**Aim 1**.
Could you return the forum thread about whether metric is more precise than imperial word for word?
**Aim 2**.
Can you retype the entries from their start up to and including the line with "map-toolbar bbox=[644, 116, 718, 626]", character for character and with nothing else?

** START Source passage **

View Full Version : more accurate or more precise (non gun talk)

Punisher11

04-04-2012, 01:21 PM

since i only had christopher and tony to talk to this morning, i thought i would bring this up here

is it proper to say metric is more accurate or more precise in comparison with standard/Imperial?

(Yes is said standard, Kenny Powers MFCEO Blades bitch, we set bars and crap).

I mention it because im wondering, if there are differences here (in a form of measurement) can that be applied else where, such as time?

I think it depends on what is being measured and the scale of the measurement. But you could go back and forth. For example, 1mm = 0.03937 inches. Now in terms of something that needs to be precise that decimal inch ismore mathematically accurate but it also complicates things because you're talking about decimal units that are not easy to visualize. Plus if rounding starts to occur, then things get really wacky.

On the flip size you could consider Celsius to Fahrenheit the same way. 0f = -17.78c.

However neither argument is valid if you are consistently using the same measurement system. Accuracy is only questionable when converting into either a) a different unit say length to capacity b) into an entirely different system like Imperial to Metric.

Since both are based on a combination of math and physical objects it's all a matter of relevance to the situation.

Metric makes a lot more sense mathematically being base 10.

Harry

04-04-2012, 02:07 PM

I don't understand how it could be more precise. It's just numbers.

I don't understand how it could be more precise. It's just numbers.

Both are precise; the question is would one be more precise?

Punisher11

04-04-2012, 03:37 PM

Both are precise; the question is would one be more precise?

bingo.

i bring it up cause on the mayan vs gregorian count, the mayan calendar is seen to be much more precise then what we are using. The big argument is that the western calendar is off so crap would have happend, and even if we account for the inaccuracy what ever was supposed to happen in 2012, should have happened already. also the discussion is based on the system not the possible events.

** END Source passage **
** START Source material **

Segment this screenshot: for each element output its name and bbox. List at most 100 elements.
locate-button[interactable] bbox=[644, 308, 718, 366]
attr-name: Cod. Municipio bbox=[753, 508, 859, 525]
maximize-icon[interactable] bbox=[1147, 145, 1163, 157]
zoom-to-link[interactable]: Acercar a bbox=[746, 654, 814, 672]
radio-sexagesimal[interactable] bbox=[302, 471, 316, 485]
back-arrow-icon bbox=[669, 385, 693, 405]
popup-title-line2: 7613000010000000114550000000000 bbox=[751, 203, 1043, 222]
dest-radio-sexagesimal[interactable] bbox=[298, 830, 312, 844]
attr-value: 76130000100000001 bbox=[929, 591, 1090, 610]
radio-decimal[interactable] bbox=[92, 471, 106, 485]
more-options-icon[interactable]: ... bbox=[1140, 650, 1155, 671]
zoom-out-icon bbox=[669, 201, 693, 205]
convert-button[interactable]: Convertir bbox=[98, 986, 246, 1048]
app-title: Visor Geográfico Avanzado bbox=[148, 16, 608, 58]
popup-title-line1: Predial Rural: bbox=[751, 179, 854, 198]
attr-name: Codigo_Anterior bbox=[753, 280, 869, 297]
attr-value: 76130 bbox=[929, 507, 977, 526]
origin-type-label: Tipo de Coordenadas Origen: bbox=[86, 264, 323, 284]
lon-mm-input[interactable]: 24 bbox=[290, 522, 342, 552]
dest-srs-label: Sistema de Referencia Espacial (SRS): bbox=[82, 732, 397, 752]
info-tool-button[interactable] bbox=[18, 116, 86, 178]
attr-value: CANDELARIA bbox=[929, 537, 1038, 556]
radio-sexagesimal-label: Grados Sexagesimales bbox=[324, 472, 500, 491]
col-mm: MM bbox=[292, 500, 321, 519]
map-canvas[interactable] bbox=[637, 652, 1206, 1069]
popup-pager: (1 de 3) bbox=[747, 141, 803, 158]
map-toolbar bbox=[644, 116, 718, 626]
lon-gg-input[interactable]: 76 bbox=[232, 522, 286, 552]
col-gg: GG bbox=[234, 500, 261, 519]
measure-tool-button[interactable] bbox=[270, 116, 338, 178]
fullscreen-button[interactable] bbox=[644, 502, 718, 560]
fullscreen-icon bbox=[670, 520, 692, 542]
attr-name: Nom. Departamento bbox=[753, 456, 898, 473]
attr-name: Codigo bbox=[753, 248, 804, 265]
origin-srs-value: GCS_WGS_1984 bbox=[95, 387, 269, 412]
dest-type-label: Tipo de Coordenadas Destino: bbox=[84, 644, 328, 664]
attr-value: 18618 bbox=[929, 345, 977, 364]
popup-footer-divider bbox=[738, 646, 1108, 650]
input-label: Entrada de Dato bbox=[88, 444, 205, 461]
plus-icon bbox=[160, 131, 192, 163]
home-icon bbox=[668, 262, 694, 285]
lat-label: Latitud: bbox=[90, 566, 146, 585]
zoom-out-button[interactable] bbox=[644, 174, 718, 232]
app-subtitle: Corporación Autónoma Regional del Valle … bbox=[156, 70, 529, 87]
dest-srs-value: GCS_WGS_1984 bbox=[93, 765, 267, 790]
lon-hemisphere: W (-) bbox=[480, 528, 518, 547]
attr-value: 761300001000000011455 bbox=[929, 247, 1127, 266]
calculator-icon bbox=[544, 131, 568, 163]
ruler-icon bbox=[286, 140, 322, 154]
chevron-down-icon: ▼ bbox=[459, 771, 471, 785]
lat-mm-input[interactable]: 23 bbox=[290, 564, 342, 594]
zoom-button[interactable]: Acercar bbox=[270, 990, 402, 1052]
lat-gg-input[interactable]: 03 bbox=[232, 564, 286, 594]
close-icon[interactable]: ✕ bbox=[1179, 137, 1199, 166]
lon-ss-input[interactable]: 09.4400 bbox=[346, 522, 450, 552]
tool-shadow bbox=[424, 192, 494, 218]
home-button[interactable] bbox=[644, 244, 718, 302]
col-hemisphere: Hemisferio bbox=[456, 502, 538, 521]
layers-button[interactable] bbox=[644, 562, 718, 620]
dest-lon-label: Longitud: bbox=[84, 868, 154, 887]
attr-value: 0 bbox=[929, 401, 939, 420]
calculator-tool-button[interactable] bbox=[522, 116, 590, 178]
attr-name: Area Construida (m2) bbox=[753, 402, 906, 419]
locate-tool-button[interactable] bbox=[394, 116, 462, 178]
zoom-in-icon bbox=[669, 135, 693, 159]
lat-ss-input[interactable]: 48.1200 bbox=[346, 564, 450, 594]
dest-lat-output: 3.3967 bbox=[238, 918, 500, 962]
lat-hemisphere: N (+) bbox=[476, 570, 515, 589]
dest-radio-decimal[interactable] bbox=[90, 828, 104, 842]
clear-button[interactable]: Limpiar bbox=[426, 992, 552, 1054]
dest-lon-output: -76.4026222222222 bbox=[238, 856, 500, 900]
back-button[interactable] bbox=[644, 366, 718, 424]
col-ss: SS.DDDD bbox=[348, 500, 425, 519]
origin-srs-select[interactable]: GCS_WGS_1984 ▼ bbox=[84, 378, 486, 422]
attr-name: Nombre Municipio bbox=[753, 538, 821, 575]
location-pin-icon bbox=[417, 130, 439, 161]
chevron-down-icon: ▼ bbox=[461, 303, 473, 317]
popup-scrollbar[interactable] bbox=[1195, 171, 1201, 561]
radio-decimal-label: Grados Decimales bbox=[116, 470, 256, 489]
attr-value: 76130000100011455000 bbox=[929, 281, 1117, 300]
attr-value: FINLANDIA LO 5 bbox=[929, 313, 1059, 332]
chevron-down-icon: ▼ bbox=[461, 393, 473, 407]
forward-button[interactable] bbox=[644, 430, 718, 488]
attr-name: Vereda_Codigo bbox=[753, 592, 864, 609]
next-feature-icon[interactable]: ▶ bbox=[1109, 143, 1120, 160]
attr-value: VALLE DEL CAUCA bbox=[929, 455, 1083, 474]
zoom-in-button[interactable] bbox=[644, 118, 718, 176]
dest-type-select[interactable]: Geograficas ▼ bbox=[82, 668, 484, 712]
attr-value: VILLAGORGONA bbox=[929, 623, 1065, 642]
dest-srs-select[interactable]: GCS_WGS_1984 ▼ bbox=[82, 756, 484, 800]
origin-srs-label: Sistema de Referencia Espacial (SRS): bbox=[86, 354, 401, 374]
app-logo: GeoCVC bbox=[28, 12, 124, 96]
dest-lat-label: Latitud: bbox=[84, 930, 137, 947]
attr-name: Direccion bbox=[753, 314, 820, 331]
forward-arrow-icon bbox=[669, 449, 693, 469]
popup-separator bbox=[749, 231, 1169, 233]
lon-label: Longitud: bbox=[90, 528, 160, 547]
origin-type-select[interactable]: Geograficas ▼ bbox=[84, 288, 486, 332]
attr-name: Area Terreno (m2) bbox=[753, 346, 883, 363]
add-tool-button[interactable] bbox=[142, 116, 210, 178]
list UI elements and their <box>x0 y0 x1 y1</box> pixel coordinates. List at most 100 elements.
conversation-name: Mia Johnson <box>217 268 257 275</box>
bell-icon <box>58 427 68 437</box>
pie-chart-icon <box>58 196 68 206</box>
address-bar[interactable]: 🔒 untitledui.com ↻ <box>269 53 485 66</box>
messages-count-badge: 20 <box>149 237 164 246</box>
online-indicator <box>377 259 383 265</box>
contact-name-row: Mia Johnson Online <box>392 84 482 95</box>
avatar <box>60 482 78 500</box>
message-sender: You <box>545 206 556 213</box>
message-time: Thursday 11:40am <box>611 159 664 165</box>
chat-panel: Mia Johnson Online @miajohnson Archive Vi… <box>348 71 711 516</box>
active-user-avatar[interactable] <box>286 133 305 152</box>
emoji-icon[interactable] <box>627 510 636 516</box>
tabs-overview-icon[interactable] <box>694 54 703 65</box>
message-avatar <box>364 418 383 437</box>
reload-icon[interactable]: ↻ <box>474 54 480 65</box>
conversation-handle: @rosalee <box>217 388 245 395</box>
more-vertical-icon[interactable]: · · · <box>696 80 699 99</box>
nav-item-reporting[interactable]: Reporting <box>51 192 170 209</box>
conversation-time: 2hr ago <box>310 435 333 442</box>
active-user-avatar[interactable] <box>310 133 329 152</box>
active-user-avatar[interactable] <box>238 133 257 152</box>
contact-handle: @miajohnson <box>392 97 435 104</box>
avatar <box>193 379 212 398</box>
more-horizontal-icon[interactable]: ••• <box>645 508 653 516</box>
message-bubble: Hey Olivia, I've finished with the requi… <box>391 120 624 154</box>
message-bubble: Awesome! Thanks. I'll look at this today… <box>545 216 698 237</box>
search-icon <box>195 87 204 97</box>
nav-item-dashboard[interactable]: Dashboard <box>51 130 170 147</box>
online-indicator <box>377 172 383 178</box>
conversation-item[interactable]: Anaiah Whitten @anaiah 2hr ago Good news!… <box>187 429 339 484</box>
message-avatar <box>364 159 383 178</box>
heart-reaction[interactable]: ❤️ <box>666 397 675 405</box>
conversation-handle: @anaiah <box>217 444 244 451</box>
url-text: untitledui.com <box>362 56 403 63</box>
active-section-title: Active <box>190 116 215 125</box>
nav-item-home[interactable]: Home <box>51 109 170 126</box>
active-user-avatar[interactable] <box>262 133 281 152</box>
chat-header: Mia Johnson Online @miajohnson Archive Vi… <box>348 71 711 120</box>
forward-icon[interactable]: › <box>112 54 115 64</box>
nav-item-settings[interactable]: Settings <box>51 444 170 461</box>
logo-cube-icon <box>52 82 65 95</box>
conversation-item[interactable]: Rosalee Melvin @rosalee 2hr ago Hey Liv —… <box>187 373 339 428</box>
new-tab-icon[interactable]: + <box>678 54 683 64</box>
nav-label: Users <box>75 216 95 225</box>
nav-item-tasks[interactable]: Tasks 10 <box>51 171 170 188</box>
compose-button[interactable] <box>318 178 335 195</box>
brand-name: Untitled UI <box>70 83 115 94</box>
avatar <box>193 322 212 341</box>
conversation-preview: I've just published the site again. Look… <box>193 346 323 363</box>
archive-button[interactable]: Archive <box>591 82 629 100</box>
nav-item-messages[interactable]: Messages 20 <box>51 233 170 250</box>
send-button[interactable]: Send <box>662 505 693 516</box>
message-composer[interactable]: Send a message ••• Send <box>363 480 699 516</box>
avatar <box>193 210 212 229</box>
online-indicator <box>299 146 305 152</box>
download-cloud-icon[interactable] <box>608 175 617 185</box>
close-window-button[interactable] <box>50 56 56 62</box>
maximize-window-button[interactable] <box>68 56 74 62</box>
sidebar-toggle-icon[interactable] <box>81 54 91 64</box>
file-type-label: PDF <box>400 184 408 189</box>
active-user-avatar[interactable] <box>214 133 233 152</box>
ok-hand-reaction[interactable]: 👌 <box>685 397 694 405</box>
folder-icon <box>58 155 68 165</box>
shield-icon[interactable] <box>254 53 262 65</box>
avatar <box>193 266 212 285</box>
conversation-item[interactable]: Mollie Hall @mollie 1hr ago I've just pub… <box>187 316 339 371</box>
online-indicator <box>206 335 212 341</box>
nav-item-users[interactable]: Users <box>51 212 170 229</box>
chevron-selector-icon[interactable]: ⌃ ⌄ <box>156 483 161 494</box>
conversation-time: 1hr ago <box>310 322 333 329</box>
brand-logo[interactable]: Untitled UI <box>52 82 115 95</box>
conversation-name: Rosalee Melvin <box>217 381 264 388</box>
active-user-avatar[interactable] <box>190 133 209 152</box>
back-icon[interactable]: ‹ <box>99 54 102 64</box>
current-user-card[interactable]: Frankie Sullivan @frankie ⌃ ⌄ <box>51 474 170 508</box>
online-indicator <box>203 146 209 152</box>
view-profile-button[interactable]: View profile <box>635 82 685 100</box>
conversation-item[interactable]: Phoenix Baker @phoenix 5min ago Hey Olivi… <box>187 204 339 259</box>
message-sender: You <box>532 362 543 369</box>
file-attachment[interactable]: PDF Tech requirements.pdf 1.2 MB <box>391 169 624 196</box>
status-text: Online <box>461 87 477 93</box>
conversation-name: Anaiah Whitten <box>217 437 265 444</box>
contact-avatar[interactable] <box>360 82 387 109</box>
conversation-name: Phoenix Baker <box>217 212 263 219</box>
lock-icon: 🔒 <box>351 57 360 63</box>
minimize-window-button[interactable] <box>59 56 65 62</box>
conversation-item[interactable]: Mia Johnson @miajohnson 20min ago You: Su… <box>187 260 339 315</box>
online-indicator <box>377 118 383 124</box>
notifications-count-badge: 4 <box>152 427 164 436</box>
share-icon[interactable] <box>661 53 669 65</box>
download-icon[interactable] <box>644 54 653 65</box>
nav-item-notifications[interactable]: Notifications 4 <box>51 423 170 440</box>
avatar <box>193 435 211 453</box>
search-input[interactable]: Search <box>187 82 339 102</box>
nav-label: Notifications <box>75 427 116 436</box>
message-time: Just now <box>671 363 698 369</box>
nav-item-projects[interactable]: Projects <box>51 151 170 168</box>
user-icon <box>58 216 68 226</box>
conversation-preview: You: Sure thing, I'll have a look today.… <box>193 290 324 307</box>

** END Source material **

**Task output 1**.
View Full Version : more accurate or more precise (non gun talk)

Punisher11

04-04-2012, 01:21 PM

since i only had christopher and tony to talk to this morning, i thought i would bring this up here

is it proper to say metric is more accurate or more precise in comparison with standard/Imperial?

(Yes is said standard, Kenny Powers MFCEO Blades bitch, we set bars and crap).

I mention it because im wondering, if there are differences here (in a form of measurement) can that be applied else where, such as time?

I think it depends on what is being measured and the scale of the measurement. But you could go back and forth. For example, 1mm = 0.03937 inches. Now in terms of something that needs to be precise that decimal inch ismore mathematically accurate but it also complicates things because you're talking about decimal units that are not easy to visualize. Plus if rounding starts to occur, then things get really wacky.

On the flip size you could consider Celsius to Fahrenheit the same way. 0f = -17.78c.

However neither argument is valid if you are consistently using the same measurement system. Accuracy is only questionable when converting into either a) a different unit say length to capacity b) into an entirely different system like Imperial to Metric.

Since both are based on a combination of math and physical objects it's all a matter of relevance to the situation.

Metric makes a lot more sense mathematically being base 10.

Harry

04-04-2012, 02:07 PM

I don't understand how it could be more precise. It's just numbers.

I don't understand how it could be more precise. It's just numbers.

Both are precise; the question is would one be more precise?

Punisher11

04-04-2012, 03:37 PM

Both are precise; the question is would one be more precise?

bingo.

i bring it up cause on the mayan vs gregorian count, the mayan calendar is seen to be much more precise then what we are using. The big argument is that the western calendar is off so crap would have happend, and even if we account for the inaccuracy what ever was supposed to happen in 2012, should have happened already. also the discussion is based on the system not the possible events.

**Task output 2**.
Segment this screenshot: for each element output its name and bbox. List at most 100 elements.
locate-button[interactable] bbox=[644, 308, 718, 366]
attr-name: Cod. Municipio bbox=[753, 508, 859, 525]
maximize-icon[interactable] bbox=[1147, 145, 1163, 157]
zoom-to-link[interactable]: Acercar a bbox=[746, 654, 814, 672]
radio-sexagesimal[interactable] bbox=[302, 471, 316, 485]
back-arrow-icon bbox=[669, 385, 693, 405]
popup-title-line2: 7613000010000000114550000000000 bbox=[751, 203, 1043, 222]
dest-radio-sexagesimal[interactable] bbox=[298, 830, 312, 844]
attr-value: 76130000100000001 bbox=[929, 591, 1090, 610]
radio-decimal[interactable] bbox=[92, 471, 106, 485]
more-options-icon[interactable]: ... bbox=[1140, 650, 1155, 671]
zoom-out-icon bbox=[669, 201, 693, 205]
convert-button[interactable]: Convertir bbox=[98, 986, 246, 1048]
app-title: Visor Geográfico Avanzado bbox=[148, 16, 608, 58]
popup-title-line1: Predial Rural: bbox=[751, 179, 854, 198]
attr-name: Codigo_Anterior bbox=[753, 280, 869, 297]
attr-value: 76130 bbox=[929, 507, 977, 526]
origin-type-label: Tipo de Coordenadas Origen: bbox=[86, 264, 323, 284]
lon-mm-input[interactable]: 24 bbox=[290, 522, 342, 552]
dest-srs-label: Sistema de Referencia Espacial (SRS): bbox=[82, 732, 397, 752]
info-tool-button[interactable] bbox=[18, 116, 86, 178]
attr-value: CANDELARIA bbox=[929, 537, 1038, 556]
radio-sexagesimal-label: Grados Sexagesimales bbox=[324, 472, 500, 491]
col-mm: MM bbox=[292, 500, 321, 519]
map-canvas[interactable] bbox=[637, 652, 1206, 1069]
popup-pager: (1 de 3) bbox=[747, 141, 803, 158]
map-toolbar bbox=[644, 116, 718, 626]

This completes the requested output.